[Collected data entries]

'''

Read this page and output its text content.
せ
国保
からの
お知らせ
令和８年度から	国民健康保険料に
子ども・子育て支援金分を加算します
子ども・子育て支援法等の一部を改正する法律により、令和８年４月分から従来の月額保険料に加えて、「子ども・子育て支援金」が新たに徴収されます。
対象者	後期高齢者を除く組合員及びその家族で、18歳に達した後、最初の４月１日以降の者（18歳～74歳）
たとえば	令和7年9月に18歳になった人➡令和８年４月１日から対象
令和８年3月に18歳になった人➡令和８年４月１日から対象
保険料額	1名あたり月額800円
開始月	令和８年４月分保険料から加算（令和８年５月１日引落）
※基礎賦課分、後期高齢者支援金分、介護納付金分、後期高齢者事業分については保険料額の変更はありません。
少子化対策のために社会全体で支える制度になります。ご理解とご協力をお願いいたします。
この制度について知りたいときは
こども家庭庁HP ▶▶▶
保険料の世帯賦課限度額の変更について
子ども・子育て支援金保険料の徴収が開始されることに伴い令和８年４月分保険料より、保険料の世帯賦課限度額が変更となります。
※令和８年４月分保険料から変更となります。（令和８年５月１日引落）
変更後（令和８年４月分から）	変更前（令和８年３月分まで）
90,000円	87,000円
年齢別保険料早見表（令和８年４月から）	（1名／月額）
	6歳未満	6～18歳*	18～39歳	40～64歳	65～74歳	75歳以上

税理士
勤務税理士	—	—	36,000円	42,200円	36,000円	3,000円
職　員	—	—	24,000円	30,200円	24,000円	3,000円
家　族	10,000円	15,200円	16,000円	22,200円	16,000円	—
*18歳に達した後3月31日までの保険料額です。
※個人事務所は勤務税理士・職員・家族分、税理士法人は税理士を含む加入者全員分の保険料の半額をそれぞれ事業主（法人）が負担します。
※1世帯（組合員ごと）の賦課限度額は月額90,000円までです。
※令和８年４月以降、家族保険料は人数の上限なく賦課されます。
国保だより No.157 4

'''

### What you are asked to do
From the records above, extract every line exactly as it stands.

### Result of this exercise
Read this page and output its text content.
せ
国保
からの
お知らせ
令和８年度から	国民健康保険料に
子ども・子育て支援金分を加算します
子ども・子育て支援法等の一部を改正する法律により、令和８年４月分から従来の月額保険料に加えて、「子ども・子育て支援金」が新たに徴収されます。
対象者	後期高齢者を除く組合員及びその家族で、18歳に達した後、最初の４月１日以降の者（18歳～74歳）
たとえば	令和7年9月に18歳になった人➡令和８年４月１日から対象
令和８年3月に18歳になった人➡令和８年４月１日から対象
保険料額	1名あたり月額800円
開始月	令和８年４月分保険料から加算（令和８年５月１日引落）
※基礎賦課分、後期高齢者支援金分、介護納付金分、後期高齢者事業分については保険料額の変更はありません。
少子化対策のために社会全体で支える制度になります。ご理解とご協力をお願いいたします。
この制度について知りたいときは
こども家庭庁HP ▶▶▶
保険料の世帯賦課限度額の変更について
子ども・子育て支援金保険料の徴収が開始されることに伴い令和８年４月分保険料より、保険料の世帯賦課限度額が変更となります。
※令和８年４月分保険料から変更となります。（令和８年５月１日引落）
変更後（令和８年４月分から）	変更前（令和８年３月分まで）
90,000円	87,000円
年齢別保険料早見表（令和８年４月から）	（1名／月額）
	6歳未満	6～18歳*	18～39歳	40～64歳	65～74歳	75歳以上

税理士
勤務税理士	—	—	36,000円	42,200円	36,000円	3,000円
職　員	—	—	24,000円	30,200円	24,000円	3,000円
家　族	10,000円	15,200円	16,000円	22,200円	16,000円	—
*18歳に達した後3月31日までの保険料額です。
※個人事務所は勤務税理士・職員・家族分、税理士法人は税理士を含む加入者全員分の保険料の半額をそれぞれ事業主（法人）が負担します。
※1世帯（組合員ごと）の賦課限度額は月額90,000円までです。
※令和８年４月以降、家族保険料は人数の上限なく賦課されます。
国保だより No.157 4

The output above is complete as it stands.